**DATA PROVIDED**.
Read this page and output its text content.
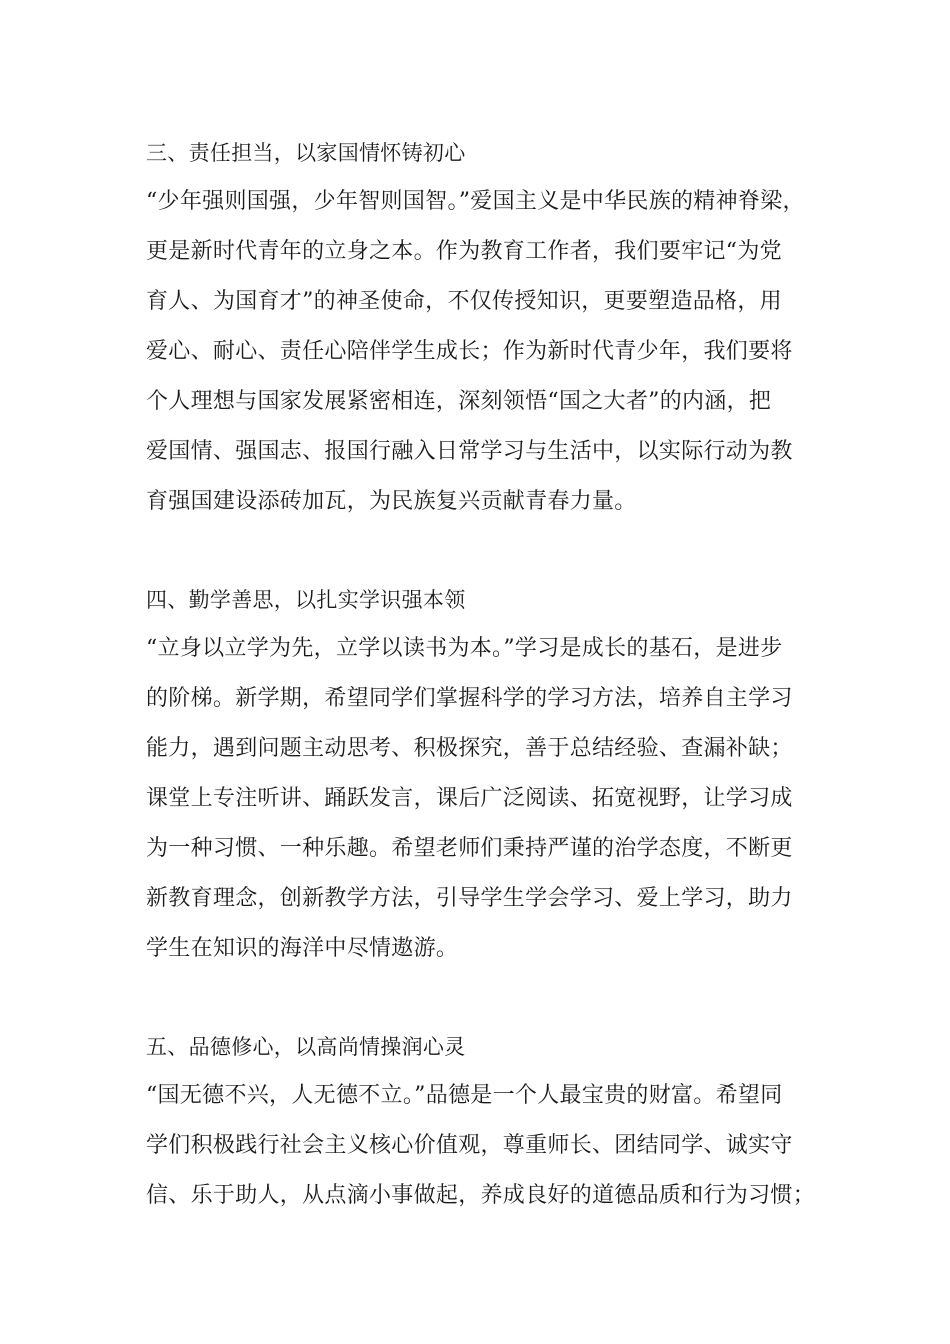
三、责任担当，以家国情怀铸初心
“少年强则国强，少年智则国智。”爱国主义是中华民族的精神脊梁，
更是新时代青年的立身之本。作为教育工作者，我们要牢记“为党
育人、为国育才”的神圣使命，不仅传授知识，更要塑造品格，用
爱心、耐心、责任心陪伴学生成长；作为新时代青少年，我们要将
个人理想与国家发展紧密相连，深刻领悟“国之大者”的内涵，把
爱国情、强国志、报国行融入日常学习与生活中，以实际行动为教
育强国建设添砖加瓦，为民族复兴贡献青春力量。
四、勤学善思，以扎实学识强本领
“立身以立学为先，立学以读书为本。”学习是成长的基石，是进步
的阶梯。新学期，希望同学们掌握科学的学习方法，培养自主学习
能力，遇到问题主动思考、积极探究，善于总结经验、查漏补缺；
课堂上专注听讲、踊跃发言，课后广泛阅读、拓宽视野，让学习成
为一种习惯、一种乐趣。希望老师们秉持严谨的治学态度，不断更
新教育理念，创新教学方法，引导学生学会学习、爱上学习，助力
学生在知识的海洋中尽情遨游。
五、品德修心，以高尚情操润心灵
“国无德不兴，人无德不立。”品德是一个人最宝贵的财富。希望同
学们积极践行社会主义核心价值观，尊重师长、团结同学、诚实守
信、乐于助人，从点滴小事做起，养成良好的道德品质和行为习惯；
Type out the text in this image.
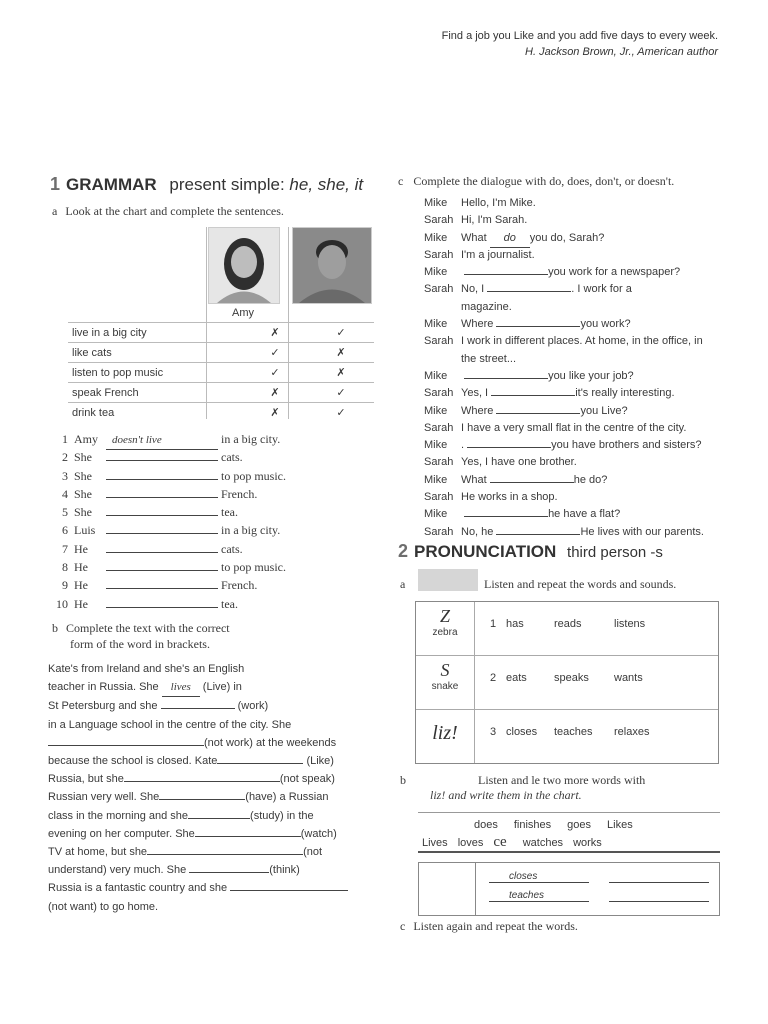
Find a job you Like and you add five days to every week.
H. Jackson Brown, Jr., American author
1 GRAMMAR present simple: he, she, it
a Look at the chart and complete the sentences.
Amy
live in a big city	✗	✓
like cats	✓	✗
listen to pop music	✓	✗
speak French	✗	✓
drink tea	✗	✓
1 Amy doesn't live	in a big city.
2 She	cats.
3 She	to pop music.
4 She	French.
5 She	tea.
6 Luis	in a big city.
7 He	cats.
8 He	to pop music.
9 He	French.
10 He	tea.
b Complete the text with the correct
form of the word in brackets.
Kate's from Ireland and she's an English
teacher in Russia. She lives (Live) in
St Petersburg and she	(work)
in a Language school in the centre of the city. She
(not work) at the weekends
because the school is closed. Kate	(Like)
Russia, but she	(not speak)
Russian very well. She	(have) a Russian
class in the morning and she	(study) in the
evening on her computer. She	(watch)
TV at home, but she	(not
understand) very much. She	(think)
Russia is a fantastic country and she
(not want) to go home.
c Complete the dialogue with do, does, don't, or doesn't.
Mike Hello, I'm Mike.
Sarah Hi, I'm Sarah.
Mike What do you do, Sarah?
Sarah I'm a journalist.
Mike	you work for a newspaper?
Sarah No, I	. I work for a
magazine.
Mike Where	you work?
Sarah I work in different places. At home, in the office, in
the street...
Mike	you like your job?
Sarah Yes, I	it's really interesting.
Mike Where	you Live?
Sarah I have a very small flat in the centre of the city.
Mike .	you have brothers and sisters?
Sarah Yes, I have one brother.
Mike What	he do?
Sarah He works in a shop.
Mike	he have a flat?
Sarah No, he	He lives with our parents.
2 PRONUNCIATION third person -s
a	Listen and repeat the words and sounds.
Z
zebra
1 has	reads	listens
S
snake
2 eats speaks wants
liz!	3 closes teaches relaxes
b	Listen and le two more words with
liz! and write them in the chart.
does finishes goes Likes
Lives loves ce watches works
closes
teaches
c Listen again and repeat the words.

**OBJECTIVE**. With the pictures left out, transcribe the material exactly.

**RESULT OF THE EXERCISE**.
Read this page and output its text content.
三、责任担当，以家国情怀铸初心
“少年强则国强，少年智则国智。”爱国主义是中华民族的精神脊梁，
更是新时代青年的立身之本。作为教育工作者，我们要牢记“为党
育人、为国育才”的神圣使命，不仅传授知识，更要塑造品格，用
爱心、耐心、责任心陪伴学生成长；作为新时代青少年，我们要将
个人理想与国家发展紧密相连，深刻领悟“国之大者”的内涵，把
爱国情、强国志、报国行融入日常学习与生活中，以实际行动为教
育强国建设添砖加瓦，为民族复兴贡献青春力量。
四、勤学善思，以扎实学识强本领
“立身以立学为先，立学以读书为本。”学习是成长的基石，是进步
的阶梯。新学期，希望同学们掌握科学的学习方法，培养自主学习
能力，遇到问题主动思考、积极探究，善于总结经验、查漏补缺；
课堂上专注听讲、踊跃发言，课后广泛阅读、拓宽视野，让学习成
为一种习惯、一种乐趣。希望老师们秉持严谨的治学态度，不断更
新教育理念，创新教学方法，引导学生学会学习、爱上学习，助力
学生在知识的海洋中尽情遨游。
五、品德修心，以高尚情操润心灵
“国无德不兴，人无德不立。”品德是一个人最宝贵的财富。希望同
学们积极践行社会主义核心价值观，尊重师长、团结同学、诚实守
信、乐于助人，从点滴小事做起，养成良好的道德品质和行为习惯；
Type out the text in this image.
Find a job you Like and you add five days to every week.
H. Jackson Brown, Jr., American author
1 GRAMMAR present simple: he, she, it
a Look at the chart and complete the sentences.
Amy
live in a big city	✗	✓
like cats	✓	✗
listen to pop music	✓	✗
speak French	✗	✓
drink tea	✗	✓
1 Amy doesn't live	in a big city.
2 She	cats.
3 She	to pop music.
4 She	French.
5 She	tea.
6 Luis	in a big city.
7 He	cats.
8 He	to pop music.
9 He	French.
10 He	tea.
b Complete the text with the correct
form of the word in brackets.
Kate's from Ireland and she's an English
teacher in Russia. She lives (Live) in
St Petersburg and she	(work)
in a Language school in the centre of the city. She
(not work) at the weekends
because the school is closed. Kate	(Like)
Russia, but she	(not speak)
Russian very well. She	(have) a Russian
class in the morning and she	(study) in the
evening on her computer. She	(watch)
TV at home, but she	(not
understand) very much. She	(think)
Russia is a fantastic country and she
(not want) to go home.
c Complete the dialogue with do, does, don't, or doesn't.
Mike Hello, I'm Mike.
Sarah Hi, I'm Sarah.
Mike What do you do, Sarah?
Sarah I'm a journalist.
Mike	you work for a newspaper?
Sarah No, I	. I work for a
magazine.
Mike Where	you work?
Sarah I work in different places. At home, in the office, in
the street...
Mike	you like your job?
Sarah Yes, I	it's really interesting.
Mike Where	you Live?
Sarah I have a very small flat in the centre of the city.
Mike .	you have brothers and sisters?
Sarah Yes, I have one brother.
Mike What	he do?
Sarah He works in a shop.
Mike	he have a flat?
Sarah No, he	He lives with our parents.
2 PRONUNCIATION third person -s
a	Listen and repeat the words and sounds.
Z
zebra
1 has	reads	listens
S
snake
2 eats speaks wants
liz!	3 closes teaches relaxes
b	Listen and le two more words with
liz! and write them in the chart.
does finishes goes Likes
Lives loves ce watches works
closes
teaches
c Listen again and repeat the words.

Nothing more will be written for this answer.